------ Extracted information

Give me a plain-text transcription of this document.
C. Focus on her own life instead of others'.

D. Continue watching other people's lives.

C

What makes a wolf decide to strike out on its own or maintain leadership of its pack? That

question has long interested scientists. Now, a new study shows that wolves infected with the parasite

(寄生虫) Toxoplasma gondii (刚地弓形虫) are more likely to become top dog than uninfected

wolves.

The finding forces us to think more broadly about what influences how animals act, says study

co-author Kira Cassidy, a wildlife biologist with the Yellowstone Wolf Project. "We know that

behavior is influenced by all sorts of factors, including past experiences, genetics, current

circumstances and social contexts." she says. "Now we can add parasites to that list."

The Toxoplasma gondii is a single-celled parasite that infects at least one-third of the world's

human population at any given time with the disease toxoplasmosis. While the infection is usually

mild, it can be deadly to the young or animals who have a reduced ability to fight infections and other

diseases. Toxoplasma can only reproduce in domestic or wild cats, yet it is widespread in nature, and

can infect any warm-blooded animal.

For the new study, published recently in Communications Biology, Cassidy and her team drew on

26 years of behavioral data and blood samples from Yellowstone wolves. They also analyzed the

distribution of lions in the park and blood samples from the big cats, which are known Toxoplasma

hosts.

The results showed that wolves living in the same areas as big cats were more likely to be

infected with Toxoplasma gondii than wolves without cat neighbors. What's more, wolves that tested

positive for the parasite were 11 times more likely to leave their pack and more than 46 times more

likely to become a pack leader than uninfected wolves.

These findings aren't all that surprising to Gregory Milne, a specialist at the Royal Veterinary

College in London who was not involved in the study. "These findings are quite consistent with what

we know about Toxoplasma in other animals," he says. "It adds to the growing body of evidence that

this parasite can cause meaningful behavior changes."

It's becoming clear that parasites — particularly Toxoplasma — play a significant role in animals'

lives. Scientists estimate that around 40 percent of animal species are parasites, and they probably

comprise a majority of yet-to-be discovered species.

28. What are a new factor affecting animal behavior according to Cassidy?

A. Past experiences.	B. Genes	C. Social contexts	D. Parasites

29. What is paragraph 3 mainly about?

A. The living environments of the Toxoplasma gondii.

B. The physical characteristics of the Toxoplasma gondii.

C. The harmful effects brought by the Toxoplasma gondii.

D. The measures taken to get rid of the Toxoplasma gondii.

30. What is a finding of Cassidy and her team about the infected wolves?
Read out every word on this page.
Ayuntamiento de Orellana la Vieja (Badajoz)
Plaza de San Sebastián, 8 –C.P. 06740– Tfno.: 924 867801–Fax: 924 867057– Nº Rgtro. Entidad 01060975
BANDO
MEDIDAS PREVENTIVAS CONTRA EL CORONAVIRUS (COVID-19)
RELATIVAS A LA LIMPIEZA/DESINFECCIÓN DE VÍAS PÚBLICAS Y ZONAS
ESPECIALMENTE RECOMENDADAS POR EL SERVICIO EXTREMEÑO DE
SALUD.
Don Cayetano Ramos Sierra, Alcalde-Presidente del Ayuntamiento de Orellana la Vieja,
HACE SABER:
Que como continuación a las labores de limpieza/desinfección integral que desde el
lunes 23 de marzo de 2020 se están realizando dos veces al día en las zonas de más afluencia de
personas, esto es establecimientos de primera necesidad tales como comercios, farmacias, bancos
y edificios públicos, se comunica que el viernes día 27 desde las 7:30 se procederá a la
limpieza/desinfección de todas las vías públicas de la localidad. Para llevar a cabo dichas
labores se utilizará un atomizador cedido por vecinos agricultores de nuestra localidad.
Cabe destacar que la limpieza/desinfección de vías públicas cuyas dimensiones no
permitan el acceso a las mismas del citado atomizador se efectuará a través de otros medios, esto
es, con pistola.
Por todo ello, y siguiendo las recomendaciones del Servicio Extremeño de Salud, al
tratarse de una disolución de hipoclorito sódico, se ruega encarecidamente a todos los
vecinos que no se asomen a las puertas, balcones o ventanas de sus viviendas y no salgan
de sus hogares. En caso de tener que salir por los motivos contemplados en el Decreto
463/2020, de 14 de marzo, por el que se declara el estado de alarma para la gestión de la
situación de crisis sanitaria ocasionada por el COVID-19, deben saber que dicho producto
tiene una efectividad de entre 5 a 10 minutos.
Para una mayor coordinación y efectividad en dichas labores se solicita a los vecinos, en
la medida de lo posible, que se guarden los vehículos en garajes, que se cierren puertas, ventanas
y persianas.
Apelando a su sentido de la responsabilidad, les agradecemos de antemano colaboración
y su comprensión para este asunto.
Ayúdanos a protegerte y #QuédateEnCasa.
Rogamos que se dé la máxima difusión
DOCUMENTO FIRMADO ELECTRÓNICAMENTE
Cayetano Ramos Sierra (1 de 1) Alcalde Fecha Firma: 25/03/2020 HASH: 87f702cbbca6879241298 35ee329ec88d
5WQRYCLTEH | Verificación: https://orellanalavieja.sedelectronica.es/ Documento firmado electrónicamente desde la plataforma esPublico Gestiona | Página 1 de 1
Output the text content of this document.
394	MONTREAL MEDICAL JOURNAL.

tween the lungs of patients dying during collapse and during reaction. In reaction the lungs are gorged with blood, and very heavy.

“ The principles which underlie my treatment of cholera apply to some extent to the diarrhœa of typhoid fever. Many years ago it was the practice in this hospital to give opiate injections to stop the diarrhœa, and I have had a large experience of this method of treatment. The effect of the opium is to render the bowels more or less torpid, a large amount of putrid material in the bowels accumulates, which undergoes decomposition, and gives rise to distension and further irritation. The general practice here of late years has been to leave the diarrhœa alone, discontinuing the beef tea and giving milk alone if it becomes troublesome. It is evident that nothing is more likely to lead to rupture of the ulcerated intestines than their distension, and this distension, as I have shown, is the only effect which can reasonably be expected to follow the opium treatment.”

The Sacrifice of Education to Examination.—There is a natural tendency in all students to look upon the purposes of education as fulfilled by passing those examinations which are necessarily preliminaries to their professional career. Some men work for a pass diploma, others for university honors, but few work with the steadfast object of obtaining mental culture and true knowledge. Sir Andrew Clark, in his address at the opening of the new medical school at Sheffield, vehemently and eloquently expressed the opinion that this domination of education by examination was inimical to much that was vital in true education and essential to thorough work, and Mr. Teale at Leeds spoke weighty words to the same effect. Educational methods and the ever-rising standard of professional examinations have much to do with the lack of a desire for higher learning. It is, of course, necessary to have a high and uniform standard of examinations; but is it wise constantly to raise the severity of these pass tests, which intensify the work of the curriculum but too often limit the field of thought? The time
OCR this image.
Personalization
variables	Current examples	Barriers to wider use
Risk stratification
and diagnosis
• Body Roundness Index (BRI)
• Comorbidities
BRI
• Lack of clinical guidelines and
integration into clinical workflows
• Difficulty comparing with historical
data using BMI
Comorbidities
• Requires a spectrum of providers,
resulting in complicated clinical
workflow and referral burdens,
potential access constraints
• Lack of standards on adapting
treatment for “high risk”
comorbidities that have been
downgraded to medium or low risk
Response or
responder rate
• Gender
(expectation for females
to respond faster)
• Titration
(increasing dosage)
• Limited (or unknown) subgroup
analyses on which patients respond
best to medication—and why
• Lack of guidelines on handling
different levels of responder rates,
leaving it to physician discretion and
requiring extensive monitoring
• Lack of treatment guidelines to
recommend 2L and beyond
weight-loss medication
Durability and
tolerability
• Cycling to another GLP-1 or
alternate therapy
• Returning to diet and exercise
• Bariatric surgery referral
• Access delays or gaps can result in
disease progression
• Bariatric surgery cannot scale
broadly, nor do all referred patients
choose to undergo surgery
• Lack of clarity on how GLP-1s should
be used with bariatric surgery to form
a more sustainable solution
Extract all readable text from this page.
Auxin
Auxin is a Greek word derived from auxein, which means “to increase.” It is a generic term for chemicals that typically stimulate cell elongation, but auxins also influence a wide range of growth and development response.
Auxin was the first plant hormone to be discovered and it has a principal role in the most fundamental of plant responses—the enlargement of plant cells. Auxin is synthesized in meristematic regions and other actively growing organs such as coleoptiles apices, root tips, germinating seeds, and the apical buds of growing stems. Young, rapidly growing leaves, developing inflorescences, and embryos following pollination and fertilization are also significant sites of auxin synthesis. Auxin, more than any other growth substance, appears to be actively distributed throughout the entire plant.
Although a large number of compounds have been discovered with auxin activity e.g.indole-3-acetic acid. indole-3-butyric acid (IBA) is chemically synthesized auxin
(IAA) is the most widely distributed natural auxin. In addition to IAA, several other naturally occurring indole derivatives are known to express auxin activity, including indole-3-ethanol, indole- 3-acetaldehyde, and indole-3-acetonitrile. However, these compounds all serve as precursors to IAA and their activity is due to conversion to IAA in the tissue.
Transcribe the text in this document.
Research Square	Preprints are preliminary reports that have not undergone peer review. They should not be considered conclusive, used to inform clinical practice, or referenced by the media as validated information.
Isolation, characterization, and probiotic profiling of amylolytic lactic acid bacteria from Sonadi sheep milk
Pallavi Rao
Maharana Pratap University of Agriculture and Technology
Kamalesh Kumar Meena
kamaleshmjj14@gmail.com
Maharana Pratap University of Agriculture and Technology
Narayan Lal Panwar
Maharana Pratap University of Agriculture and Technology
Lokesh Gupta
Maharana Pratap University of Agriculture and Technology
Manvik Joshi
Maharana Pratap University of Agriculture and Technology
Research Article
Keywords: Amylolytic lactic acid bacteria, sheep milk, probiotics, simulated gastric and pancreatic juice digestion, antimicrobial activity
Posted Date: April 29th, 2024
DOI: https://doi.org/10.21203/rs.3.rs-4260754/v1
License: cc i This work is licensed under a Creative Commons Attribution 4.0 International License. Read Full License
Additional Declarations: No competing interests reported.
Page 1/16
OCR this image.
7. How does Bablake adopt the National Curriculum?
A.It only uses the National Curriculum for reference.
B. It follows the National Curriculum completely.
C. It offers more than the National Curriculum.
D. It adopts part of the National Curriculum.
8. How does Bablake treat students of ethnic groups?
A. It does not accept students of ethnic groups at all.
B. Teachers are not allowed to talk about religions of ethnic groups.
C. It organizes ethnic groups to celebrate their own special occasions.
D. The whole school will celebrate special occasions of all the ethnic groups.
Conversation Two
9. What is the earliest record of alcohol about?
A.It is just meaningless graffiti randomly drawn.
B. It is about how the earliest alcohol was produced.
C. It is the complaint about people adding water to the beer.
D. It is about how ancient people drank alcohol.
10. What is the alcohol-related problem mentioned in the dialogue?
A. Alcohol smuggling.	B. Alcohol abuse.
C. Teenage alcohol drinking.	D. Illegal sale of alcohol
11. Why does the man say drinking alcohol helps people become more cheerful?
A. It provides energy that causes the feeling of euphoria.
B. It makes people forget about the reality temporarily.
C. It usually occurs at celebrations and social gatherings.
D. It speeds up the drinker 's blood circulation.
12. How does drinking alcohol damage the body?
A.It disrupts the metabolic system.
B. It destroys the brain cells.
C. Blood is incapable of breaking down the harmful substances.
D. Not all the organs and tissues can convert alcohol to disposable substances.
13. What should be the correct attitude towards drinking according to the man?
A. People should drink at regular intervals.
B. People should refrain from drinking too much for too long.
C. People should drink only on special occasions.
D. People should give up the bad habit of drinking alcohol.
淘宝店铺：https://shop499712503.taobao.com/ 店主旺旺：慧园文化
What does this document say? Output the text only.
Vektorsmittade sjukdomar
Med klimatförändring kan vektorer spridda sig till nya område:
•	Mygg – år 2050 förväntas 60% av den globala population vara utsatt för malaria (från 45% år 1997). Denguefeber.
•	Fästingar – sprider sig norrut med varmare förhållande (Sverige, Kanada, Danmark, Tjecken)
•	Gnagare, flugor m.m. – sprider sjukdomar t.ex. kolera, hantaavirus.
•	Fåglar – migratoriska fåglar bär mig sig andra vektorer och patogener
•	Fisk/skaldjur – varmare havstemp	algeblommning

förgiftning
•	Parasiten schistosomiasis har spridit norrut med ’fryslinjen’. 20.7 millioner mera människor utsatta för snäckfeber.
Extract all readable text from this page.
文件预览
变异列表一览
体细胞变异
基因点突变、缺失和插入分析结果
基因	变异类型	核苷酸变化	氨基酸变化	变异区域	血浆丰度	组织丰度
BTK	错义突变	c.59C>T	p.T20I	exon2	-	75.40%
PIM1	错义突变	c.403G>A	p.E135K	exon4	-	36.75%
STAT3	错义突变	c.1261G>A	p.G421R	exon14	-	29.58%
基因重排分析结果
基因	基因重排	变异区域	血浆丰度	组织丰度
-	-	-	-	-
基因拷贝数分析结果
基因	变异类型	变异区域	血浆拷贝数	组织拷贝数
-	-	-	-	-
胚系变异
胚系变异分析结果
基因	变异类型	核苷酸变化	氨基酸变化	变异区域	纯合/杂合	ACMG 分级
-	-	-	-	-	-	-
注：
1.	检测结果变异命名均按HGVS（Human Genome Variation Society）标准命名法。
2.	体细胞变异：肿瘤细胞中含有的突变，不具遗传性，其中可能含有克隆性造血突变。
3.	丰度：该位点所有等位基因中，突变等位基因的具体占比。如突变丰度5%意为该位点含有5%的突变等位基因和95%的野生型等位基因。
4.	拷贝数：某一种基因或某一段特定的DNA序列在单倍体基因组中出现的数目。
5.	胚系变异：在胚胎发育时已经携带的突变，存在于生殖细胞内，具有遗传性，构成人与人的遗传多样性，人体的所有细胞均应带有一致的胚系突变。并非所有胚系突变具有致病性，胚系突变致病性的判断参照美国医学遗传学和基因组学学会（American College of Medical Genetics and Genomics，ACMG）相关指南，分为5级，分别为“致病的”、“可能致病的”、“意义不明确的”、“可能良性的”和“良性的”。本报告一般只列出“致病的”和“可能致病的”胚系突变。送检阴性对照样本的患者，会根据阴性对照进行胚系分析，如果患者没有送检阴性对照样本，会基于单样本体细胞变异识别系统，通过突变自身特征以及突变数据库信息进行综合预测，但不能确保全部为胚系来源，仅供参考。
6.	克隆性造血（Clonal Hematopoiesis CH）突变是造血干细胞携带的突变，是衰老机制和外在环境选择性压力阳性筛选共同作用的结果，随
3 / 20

------------

Report back each line of the entries that holds the string "animals".

> [Answer area]:
The finding forces us to think more broadly about what influences how animals act, says study
mild, it can be deadly to the young or animals who have a reduced ability to fight infections and other
we know about Toxoplasma in other animals," he says. "It adds to the growing body of evidence that
It's becoming clear that parasites — particularly Toxoplasma — play a significant role in animals'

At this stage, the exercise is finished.